**EXERCISE BRIEF**:
Copy out the entries exactly, from the first line to the last.

○ ○ ○ ○ ○ ○ ○

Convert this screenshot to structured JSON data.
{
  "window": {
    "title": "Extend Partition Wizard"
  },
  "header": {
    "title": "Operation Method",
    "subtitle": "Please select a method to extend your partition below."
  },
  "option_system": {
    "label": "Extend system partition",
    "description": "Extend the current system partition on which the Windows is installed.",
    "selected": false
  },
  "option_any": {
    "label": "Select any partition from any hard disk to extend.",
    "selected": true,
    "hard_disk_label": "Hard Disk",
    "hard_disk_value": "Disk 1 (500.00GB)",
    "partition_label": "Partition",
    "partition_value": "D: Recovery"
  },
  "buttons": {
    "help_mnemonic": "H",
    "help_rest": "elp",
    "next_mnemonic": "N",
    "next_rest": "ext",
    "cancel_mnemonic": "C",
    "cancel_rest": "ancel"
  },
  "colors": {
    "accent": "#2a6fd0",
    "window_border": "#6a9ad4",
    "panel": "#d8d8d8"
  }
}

○ ○ ○ ○ ○ ○ ○

**RESULT FOR THIS EXERCISE**:
Convert this screenshot to structured JSON data.
{
  "window": {
    "title": "Extend Partition Wizard"
  },
  "header": {
    "title": "Operation Method",
    "subtitle": "Please select a method to extend your partition below."
  },
  "option_system": {
    "label": "Extend system partition",
    "description": "Extend the current system partition on which the Windows is installed.",
    "selected": false
  },
  "option_any": {
    "label": "Select any partition from any hard disk to extend.",
    "selected": true,
    "hard_disk_label": "Hard Disk",
    "hard_disk_value": "Disk 1 (500.00GB)",
    "partition_label": "Partition",
    "partition_value": "D: Recovery"
  },
  "buttons": {
    "help_mnemonic": "H",
    "help_rest": "elp",
    "next_mnemonic": "N",
    "next_rest": "ext",
    "cancel_mnemonic": "C",
    "cancel_rest": "ancel"
  },
  "colors": {
    "accent": "#2a6fd0",
    "window_border": "#6a9ad4",
    "panel": "#d8d8d8"
  }
}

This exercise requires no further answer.